:: Aim of the task ::
Go through the material below and copy all lines with "matí".

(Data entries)
# # # #

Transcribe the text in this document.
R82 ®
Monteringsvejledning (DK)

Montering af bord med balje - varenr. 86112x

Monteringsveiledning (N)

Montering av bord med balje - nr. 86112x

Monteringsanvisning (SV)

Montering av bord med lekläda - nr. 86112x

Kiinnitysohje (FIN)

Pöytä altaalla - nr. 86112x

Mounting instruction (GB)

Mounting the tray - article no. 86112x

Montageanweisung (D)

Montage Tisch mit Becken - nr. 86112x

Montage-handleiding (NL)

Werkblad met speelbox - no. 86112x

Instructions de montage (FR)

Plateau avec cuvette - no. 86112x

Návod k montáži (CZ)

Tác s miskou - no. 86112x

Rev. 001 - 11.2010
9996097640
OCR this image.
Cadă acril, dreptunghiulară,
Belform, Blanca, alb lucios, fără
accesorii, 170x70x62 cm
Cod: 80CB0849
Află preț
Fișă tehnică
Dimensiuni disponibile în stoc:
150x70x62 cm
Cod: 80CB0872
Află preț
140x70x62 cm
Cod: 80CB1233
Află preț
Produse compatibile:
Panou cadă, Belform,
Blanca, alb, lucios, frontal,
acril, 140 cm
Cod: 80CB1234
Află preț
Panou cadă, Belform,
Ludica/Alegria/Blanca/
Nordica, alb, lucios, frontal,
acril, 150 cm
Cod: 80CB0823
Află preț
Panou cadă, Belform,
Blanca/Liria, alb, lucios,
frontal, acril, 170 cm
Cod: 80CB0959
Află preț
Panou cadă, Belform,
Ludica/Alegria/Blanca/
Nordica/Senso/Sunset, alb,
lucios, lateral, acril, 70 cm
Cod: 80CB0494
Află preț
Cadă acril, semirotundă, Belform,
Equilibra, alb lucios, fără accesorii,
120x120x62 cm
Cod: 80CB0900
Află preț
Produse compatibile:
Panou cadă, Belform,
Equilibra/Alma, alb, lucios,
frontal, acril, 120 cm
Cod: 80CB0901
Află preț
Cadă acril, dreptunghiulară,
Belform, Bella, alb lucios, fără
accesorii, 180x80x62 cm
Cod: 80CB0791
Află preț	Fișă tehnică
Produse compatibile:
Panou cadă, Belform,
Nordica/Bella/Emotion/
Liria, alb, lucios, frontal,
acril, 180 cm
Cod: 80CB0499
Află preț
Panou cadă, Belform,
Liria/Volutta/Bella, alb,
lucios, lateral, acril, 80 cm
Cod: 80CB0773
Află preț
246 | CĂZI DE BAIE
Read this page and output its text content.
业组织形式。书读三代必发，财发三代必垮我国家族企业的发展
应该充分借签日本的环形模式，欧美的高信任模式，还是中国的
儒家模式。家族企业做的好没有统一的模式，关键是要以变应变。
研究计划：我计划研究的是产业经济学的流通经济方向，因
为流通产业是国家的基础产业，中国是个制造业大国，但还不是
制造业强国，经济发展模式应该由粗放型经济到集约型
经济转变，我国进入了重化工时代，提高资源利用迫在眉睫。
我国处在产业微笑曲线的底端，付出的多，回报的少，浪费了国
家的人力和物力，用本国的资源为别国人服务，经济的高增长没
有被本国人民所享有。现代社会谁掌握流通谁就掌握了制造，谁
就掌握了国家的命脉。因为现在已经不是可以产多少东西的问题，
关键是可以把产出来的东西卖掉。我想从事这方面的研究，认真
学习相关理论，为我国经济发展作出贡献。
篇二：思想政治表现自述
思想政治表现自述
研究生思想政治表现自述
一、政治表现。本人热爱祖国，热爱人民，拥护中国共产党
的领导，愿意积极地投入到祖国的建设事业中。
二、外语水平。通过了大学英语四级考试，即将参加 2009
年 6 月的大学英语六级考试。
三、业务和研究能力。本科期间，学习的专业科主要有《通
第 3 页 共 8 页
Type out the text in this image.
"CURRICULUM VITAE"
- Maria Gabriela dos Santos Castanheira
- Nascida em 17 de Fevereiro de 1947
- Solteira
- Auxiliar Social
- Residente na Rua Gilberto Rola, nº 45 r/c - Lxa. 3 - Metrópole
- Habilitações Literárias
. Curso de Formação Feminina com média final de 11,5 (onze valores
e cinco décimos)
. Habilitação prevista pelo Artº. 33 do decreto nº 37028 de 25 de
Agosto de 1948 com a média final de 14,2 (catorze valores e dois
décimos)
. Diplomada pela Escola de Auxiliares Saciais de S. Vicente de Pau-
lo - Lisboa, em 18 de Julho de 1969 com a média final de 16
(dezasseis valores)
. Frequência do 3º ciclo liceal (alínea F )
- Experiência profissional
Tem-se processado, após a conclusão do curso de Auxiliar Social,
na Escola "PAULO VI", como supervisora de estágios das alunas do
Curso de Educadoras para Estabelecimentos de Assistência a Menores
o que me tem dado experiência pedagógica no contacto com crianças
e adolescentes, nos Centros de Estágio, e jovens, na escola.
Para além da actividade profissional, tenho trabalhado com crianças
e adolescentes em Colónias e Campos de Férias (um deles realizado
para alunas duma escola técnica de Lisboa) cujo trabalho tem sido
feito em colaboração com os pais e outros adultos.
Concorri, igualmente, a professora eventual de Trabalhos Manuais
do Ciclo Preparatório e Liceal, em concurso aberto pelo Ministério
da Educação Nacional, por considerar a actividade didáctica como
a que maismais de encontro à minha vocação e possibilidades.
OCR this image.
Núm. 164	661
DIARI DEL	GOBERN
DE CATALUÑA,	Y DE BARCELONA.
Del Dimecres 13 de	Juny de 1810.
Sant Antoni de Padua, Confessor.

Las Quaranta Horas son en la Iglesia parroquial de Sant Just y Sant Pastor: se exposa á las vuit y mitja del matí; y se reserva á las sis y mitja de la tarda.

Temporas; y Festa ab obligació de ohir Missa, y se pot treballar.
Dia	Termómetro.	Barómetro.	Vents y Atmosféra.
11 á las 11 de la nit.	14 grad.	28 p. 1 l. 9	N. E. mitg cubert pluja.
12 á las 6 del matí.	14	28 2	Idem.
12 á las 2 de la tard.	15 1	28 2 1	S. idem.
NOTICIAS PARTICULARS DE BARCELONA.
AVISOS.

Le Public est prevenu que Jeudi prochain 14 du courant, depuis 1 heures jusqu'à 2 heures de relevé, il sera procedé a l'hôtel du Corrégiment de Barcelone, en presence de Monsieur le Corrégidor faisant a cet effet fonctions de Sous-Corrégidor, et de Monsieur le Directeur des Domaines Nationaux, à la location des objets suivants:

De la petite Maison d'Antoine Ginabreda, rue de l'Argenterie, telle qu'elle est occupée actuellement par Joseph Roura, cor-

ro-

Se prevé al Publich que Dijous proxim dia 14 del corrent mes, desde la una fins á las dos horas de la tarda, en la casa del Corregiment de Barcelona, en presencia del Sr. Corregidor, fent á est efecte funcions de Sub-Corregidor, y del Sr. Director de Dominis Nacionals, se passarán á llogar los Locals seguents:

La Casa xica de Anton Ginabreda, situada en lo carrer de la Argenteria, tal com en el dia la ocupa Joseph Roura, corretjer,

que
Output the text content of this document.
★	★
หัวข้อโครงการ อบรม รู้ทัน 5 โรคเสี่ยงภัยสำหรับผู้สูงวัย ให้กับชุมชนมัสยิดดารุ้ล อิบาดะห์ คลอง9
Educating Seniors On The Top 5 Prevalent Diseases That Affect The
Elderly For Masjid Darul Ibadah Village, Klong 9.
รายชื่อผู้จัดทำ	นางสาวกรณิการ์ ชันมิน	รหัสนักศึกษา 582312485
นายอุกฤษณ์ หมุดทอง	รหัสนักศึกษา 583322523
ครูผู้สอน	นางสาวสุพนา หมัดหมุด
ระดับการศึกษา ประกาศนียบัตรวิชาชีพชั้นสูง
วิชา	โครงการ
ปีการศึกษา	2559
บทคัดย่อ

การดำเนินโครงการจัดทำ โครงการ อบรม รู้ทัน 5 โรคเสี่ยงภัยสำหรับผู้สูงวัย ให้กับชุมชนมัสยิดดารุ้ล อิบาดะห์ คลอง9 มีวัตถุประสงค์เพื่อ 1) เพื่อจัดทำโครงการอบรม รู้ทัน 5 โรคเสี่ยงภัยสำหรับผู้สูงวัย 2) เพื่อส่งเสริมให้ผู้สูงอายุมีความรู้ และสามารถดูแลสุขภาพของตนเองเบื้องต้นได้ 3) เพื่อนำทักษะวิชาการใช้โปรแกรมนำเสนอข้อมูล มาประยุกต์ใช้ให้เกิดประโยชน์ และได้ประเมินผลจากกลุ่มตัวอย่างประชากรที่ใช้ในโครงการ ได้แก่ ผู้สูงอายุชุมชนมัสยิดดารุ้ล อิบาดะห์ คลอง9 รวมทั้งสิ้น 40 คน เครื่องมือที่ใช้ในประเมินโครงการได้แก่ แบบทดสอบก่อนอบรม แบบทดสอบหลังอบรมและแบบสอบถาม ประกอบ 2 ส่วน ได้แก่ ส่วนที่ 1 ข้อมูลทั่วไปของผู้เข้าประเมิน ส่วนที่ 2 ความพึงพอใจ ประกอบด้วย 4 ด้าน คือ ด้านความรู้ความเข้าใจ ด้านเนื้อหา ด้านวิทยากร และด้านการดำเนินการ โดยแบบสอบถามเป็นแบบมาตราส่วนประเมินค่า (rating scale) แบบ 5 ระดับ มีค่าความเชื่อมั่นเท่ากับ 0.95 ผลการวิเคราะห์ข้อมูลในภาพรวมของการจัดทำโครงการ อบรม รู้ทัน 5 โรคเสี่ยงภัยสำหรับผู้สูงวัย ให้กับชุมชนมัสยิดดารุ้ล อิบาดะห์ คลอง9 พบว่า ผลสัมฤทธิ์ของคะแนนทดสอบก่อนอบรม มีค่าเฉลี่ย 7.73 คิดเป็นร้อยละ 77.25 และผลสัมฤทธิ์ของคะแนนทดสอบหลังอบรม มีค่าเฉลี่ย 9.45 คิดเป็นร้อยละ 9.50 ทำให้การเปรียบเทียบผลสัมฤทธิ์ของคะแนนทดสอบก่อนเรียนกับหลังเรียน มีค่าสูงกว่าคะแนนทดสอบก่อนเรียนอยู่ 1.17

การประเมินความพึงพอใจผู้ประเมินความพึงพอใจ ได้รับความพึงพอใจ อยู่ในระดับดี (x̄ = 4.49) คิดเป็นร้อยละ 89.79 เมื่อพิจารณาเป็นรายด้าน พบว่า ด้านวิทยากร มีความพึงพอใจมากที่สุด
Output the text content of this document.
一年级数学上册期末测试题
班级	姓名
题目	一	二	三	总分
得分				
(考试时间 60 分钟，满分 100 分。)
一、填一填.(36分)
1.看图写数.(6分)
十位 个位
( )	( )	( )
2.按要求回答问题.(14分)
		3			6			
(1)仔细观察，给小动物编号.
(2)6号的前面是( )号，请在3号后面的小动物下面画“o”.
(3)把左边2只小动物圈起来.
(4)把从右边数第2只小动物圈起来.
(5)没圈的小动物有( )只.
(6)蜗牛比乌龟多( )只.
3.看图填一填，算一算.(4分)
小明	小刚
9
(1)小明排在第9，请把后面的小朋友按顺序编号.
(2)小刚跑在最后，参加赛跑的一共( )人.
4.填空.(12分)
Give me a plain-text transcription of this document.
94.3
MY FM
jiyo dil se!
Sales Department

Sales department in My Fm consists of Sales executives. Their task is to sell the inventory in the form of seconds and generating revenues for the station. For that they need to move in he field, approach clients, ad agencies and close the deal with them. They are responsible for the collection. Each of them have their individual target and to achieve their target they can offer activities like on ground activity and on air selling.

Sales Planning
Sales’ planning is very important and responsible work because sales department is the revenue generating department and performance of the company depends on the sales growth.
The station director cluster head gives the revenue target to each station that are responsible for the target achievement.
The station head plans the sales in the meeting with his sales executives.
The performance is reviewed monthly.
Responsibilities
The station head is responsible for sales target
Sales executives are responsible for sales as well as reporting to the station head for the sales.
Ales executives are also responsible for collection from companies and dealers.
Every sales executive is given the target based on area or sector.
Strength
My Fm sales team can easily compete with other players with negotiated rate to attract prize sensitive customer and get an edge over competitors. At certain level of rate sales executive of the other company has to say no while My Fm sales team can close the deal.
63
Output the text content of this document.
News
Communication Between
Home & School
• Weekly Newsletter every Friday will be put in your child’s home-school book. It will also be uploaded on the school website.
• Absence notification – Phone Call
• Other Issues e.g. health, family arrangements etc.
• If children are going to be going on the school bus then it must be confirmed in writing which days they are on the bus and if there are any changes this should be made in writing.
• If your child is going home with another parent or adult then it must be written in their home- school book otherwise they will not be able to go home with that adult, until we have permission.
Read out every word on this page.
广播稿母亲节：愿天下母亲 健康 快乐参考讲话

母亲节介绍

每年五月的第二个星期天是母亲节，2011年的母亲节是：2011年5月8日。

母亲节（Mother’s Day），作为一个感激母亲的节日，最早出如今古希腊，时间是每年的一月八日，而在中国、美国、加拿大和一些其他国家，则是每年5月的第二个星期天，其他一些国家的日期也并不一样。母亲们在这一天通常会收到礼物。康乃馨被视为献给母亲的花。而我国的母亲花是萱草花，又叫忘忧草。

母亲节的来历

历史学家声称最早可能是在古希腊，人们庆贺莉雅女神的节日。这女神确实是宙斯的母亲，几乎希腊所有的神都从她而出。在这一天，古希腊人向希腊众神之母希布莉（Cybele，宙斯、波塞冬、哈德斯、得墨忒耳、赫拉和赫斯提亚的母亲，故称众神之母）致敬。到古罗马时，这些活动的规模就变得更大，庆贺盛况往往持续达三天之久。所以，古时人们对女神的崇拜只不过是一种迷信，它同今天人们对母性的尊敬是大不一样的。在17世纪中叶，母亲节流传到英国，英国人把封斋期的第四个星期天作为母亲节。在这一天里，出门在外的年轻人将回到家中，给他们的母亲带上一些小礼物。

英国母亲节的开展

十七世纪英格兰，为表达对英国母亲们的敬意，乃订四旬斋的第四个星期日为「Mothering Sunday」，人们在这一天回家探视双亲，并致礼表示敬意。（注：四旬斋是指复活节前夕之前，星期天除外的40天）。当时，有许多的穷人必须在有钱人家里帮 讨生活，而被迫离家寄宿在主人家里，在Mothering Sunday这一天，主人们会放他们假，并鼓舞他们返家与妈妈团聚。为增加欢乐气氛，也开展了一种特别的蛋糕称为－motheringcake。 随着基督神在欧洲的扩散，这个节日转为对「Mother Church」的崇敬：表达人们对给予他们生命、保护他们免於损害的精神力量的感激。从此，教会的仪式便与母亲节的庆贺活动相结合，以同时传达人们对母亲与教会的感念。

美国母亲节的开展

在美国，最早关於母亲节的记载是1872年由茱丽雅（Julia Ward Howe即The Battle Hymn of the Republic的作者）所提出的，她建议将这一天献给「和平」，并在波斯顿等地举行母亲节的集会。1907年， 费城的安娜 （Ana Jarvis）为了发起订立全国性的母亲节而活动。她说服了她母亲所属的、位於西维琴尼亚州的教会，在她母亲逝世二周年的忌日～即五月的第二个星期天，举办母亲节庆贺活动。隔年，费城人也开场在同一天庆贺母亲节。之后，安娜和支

# # # #

:: Final result ::
Las Quaranta Horas son en la Iglesia parroquial de Sant Just y Sant Pastor: se exposa á las vuit y mitja del matí; y se reserva á las sis y mitja de la tarda.
12 á las 6 del matí.	14	28 2	Idem.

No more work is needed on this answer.